BRIEF:
Once the pictures are set aside, transcribe the remaining data exactly.

---- TASK INPUT

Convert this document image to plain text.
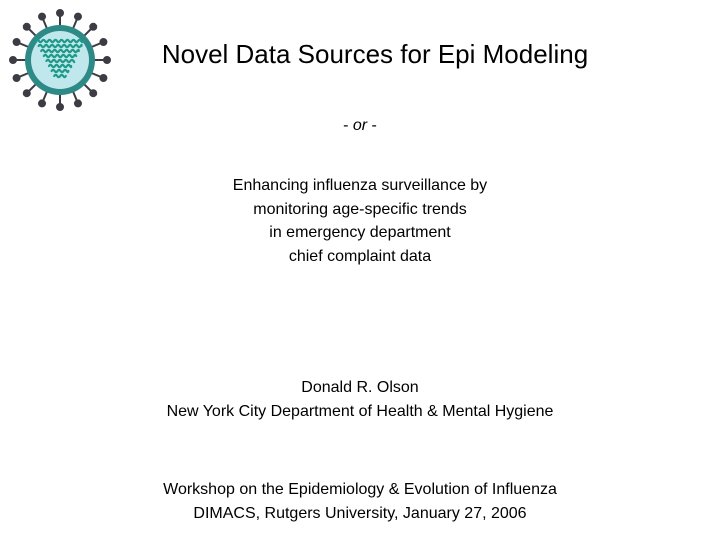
Novel Data Sources for Epi Modeling
- or -
Enhancing influenza surveillance by
monitoring age-specific trends
in emergency department
chief complaint data
Donald R. Olson
New York City Department of Health & Mental Hygiene
Workshop on the Epidemiology & Evolution of Influenza
DIMACS, Rutgers University, January 27, 2006
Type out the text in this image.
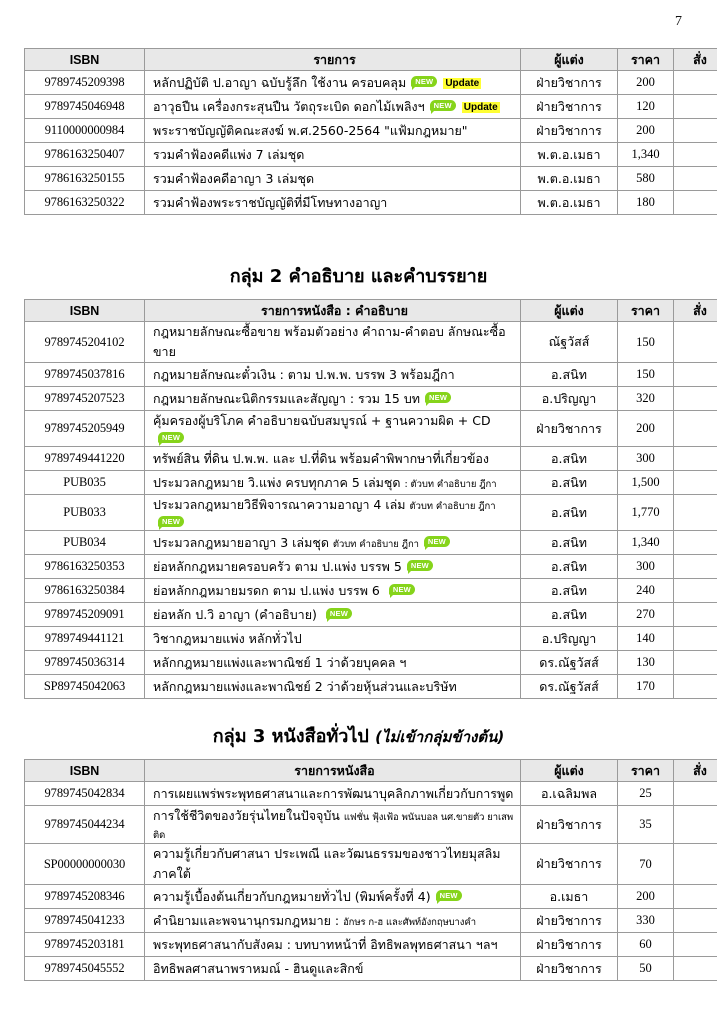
7
ISBN	รายการ	ผู้แต่ง	ราคา	สั่ง
9789745209398	หลักปฏิบัติ ป.อาญา ฉบับรู้ลึก ใช้งาน ครอบคลุม NEW Update	ฝ่ายวิชาการ	200	
9789745046948	อาวุธปืน เครื่องกระสุนปืน วัตถุระเบิด ดอกไม้เพลิงฯ NEW Update	ฝ่ายวิชาการ	120	
9110000000984	พระราชบัญญัติคณะสงฆ์ พ.ศ.2560-2564 "แฟ้มกฎหมาย"	ฝ่ายวิชาการ	200	
9786163250407	รวมคำฟ้องคดีแพ่ง 7 เล่มชุด	พ.ต.อ.เมธา	1,340	
9786163250155	รวมคำฟ้องคดีอาญา 3 เล่มชุด	พ.ต.อ.เมธา	580	
9786163250322	รวมคำฟ้องพระราชบัญญัติที่มีโทษทางอาญา	พ.ต.อ.เมธา	180	
กลุ่ม 2 คำอธิบาย และคำบรรยาย
ISBN	รายการหนังสือ : คำอธิบาย	ผู้แต่ง	ราคา	สั่ง
9789745204102	กฎหมายลักษณะซื้อขาย พร้อมตัวอย่าง คำถาม-คำตอบ ลักษณะซื้อขาย	ณัฐวัสส์	150	
9789745037816	กฎหมายลักษณะตั๋วเงิน : ตาม ป.พ.พ. บรรพ 3 พร้อมฎีกา	อ.สนิท	150	
9789745207523	กฎหมายลักษณะนิติกรรมและสัญญา : รวม 15 บท NEW	อ.ปริญญา	320	
9789745205949	คุ้มครองผู้บริโภค คำอธิบายฉบับสมบูรณ์ + ฐานความผิด + CDNEW	ฝ่ายวิชาการ	200	
9789749441220	ทรัพย์สิน ที่ดิน ป.พ.พ. และ ป.ที่ดิน พร้อมคำพิพากษาที่เกี่ยวข้อง	อ.สนิท	300	
PUB035	ประมวลกฎหมาย วิ.แพ่ง ครบทุกภาค 5 เล่มชุด : ตัวบท คำอธิบาย ฎีกา	อ.สนิท	1,500	
PUB033	ประมวลกฎหมายวิธีพิจารณาความอาญา 4 เล่ม ตัวบท คำอธิบาย ฎีกาNEW	อ.สนิท	1,770	
PUB034	ประมวลกฎหมายอาญา 3 เล่มชุด ตัวบท คำอธิบาย ฎีกา NEW	อ.สนิท	1,340	
9786163250353	ย่อหลักกฎหมายครอบครัว ตาม ป.แพ่ง บรรพ 5 NEW	อ.สนิท	300	
9786163250384	ย่อหลักกฎหมายมรดก ตาม ป.แพ่ง บรรพ 6 NEW	อ.สนิท	240	
9789745209091	ย่อหลัก ป.วิ อาญา (คำอธิบาย) NEW	อ.สนิท	270	
9789749441121	วิชากฎหมายแพ่ง หลักทั่วไป	อ.ปริญญา	140	
9789745036314	หลักกฎหมายแพ่งและพาณิชย์ 1 ว่าด้วยบุคคล ฯ	ดร.ณัฐวัสส์	130	
SP89745042063	หลักกฎหมายแพ่งและพาณิชย์ 2 ว่าด้วยหุ้นส่วนและบริษัท	ดร.ณัฐวัสส์	170	
กลุ่ม 3 หนังสือทั่วไป (ไม่เข้ากลุ่มข้างต้น)
ISBN	รายการหนังสือ	ผู้แต่ง	ราคา	สั่ง
9789745042834	การเผยแพร่พระพุทธศาสนาและการพัฒนาบุคลิกภาพเกี่ยวกับการพูด	อ.เฉลิมพล	25	
9789745044234	การใช้ชีวิตของวัยรุ่นไทยในปัจจุบัน แฟชั่น ฟุ้งเฟ้อ พนันบอล นศ.ขายตัว ยาเสพติด	ฝ่ายวิชาการ	35	
SP00000000030	ความรู้เกี่ยวกับศาสนา ประเพณี และวัฒนธรรมของชาวไทยมุสลิมภาคใต้	ฝ่ายวิชาการ	70	
9789745208346	ความรู้เบื้องต้นเกี่ยวกับกฎหมายทั่วไป (พิมพ์ครั้งที่ 4) NEW	อ.เมธา	200	
9789745041233	คำนิยามและพจนานุกรมกฎหมาย : อักษร ก-ฮ และศัพท์อังกฤษบางคำ	ฝ่ายวิชาการ	330	
9789745203181	พระพุทธศาสนากับสังคม : บทบาทหน้าที่ อิทธิพลพุทธศาสนา ฯลฯ	ฝ่ายวิชาการ	60	
9789745045552	อิทธิพลศาสนาพราหมณ์ - ฮินดูและสิกข์	ฝ่ายวิชาการ	50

--------

ANSWER TO THE TASK:
Convert this document image to plain text.
Novel Data Sources for Epi Modeling
- or -
Enhancing influenza surveillance by
monitoring age-specific trends
in emergency department
chief complaint data
Donald R. Olson
New York City Department of Health & Mental Hygiene
Workshop on the Epidemiology & Evolution of Influenza
DIMACS, Rutgers University, January 27, 2006
Type out the text in this image.
7
ISBN	รายการ	ผู้แต่ง	ราคา	สั่ง
9789745209398	หลักปฏิบัติ ป.อาญา ฉบับรู้ลึก ใช้งาน ครอบคลุม NEW Update	ฝ่ายวิชาการ	200	
9789745046948	อาวุธปืน เครื่องกระสุนปืน วัตถุระเบิด ดอกไม้เพลิงฯ NEW Update	ฝ่ายวิชาการ	120	
9110000000984	พระราชบัญญัติคณะสงฆ์ พ.ศ.2560-2564 "แฟ้มกฎหมาย"	ฝ่ายวิชาการ	200	
9786163250407	รวมคำฟ้องคดีแพ่ง 7 เล่มชุด	พ.ต.อ.เมธา	1,340	
9786163250155	รวมคำฟ้องคดีอาญา 3 เล่มชุด	พ.ต.อ.เมธา	580	
9786163250322	รวมคำฟ้องพระราชบัญญัติที่มีโทษทางอาญา	พ.ต.อ.เมธา	180	
กลุ่ม 2 คำอธิบาย และคำบรรยาย
ISBN	รายการหนังสือ : คำอธิบาย	ผู้แต่ง	ราคา	สั่ง
9789745204102	กฎหมายลักษณะซื้อขาย พร้อมตัวอย่าง คำถาม-คำตอบ ลักษณะซื้อขาย	ณัฐวัสส์	150	
9789745037816	กฎหมายลักษณะตั๋วเงิน : ตาม ป.พ.พ. บรรพ 3 พร้อมฎีกา	อ.สนิท	150	
9789745207523	กฎหมายลักษณะนิติกรรมและสัญญา : รวม 15 บท NEW	อ.ปริญญา	320	
9789745205949	คุ้มครองผู้บริโภค คำอธิบายฉบับสมบูรณ์ + ฐานความผิด + CDNEW	ฝ่ายวิชาการ	200	
9789749441220	ทรัพย์สิน ที่ดิน ป.พ.พ. และ ป.ที่ดิน พร้อมคำพิพากษาที่เกี่ยวข้อง	อ.สนิท	300	
PUB035	ประมวลกฎหมาย วิ.แพ่ง ครบทุกภาค 5 เล่มชุด : ตัวบท คำอธิบาย ฎีกา	อ.สนิท	1,500	
PUB033	ประมวลกฎหมายวิธีพิจารณาความอาญา 4 เล่ม ตัวบท คำอธิบาย ฎีกาNEW	อ.สนิท	1,770	
PUB034	ประมวลกฎหมายอาญา 3 เล่มชุด ตัวบท คำอธิบาย ฎีกา NEW	อ.สนิท	1,340	
9786163250353	ย่อหลักกฎหมายครอบครัว ตาม ป.แพ่ง บรรพ 5 NEW	อ.สนิท	300	
9786163250384	ย่อหลักกฎหมายมรดก ตาม ป.แพ่ง บรรพ 6 NEW	อ.สนิท	240	
9789745209091	ย่อหลัก ป.วิ อาญา (คำอธิบาย) NEW	อ.สนิท	270	
9789749441121	วิชากฎหมายแพ่ง หลักทั่วไป	อ.ปริญญา	140	
9789745036314	หลักกฎหมายแพ่งและพาณิชย์ 1 ว่าด้วยบุคคล ฯ	ดร.ณัฐวัสส์	130	
SP89745042063	หลักกฎหมายแพ่งและพาณิชย์ 2 ว่าด้วยหุ้นส่วนและบริษัท	ดร.ณัฐวัสส์	170	
กลุ่ม 3 หนังสือทั่วไป (ไม่เข้ากลุ่มข้างต้น)
ISBN	รายการหนังสือ	ผู้แต่ง	ราคา	สั่ง
9789745042834	การเผยแพร่พระพุทธศาสนาและการพัฒนาบุคลิกภาพเกี่ยวกับการพูด	อ.เฉลิมพล	25	
9789745044234	การใช้ชีวิตของวัยรุ่นไทยในปัจจุบัน แฟชั่น ฟุ้งเฟ้อ พนันบอล นศ.ขายตัว ยาเสพติด	ฝ่ายวิชาการ	35	
SP00000000030	ความรู้เกี่ยวกับศาสนา ประเพณี และวัฒนธรรมของชาวไทยมุสลิมภาคใต้	ฝ่ายวิชาการ	70	
9789745208346	ความรู้เบื้องต้นเกี่ยวกับกฎหมายทั่วไป (พิมพ์ครั้งที่ 4) NEW	อ.เมธา	200	
9789745041233	คำนิยามและพจนานุกรมกฎหมาย : อักษร ก-ฮ และศัพท์อังกฤษบางคำ	ฝ่ายวิชาการ	330	
9789745203181	พระพุทธศาสนากับสังคม : บทบาทหน้าที่ อิทธิพลพุทธศาสนา ฯลฯ	ฝ่ายวิชาการ	60	
9789745045552	อิทธิพลศาสนาพราหมณ์ - ฮินดูและสิกข์	ฝ่ายวิชาการ	50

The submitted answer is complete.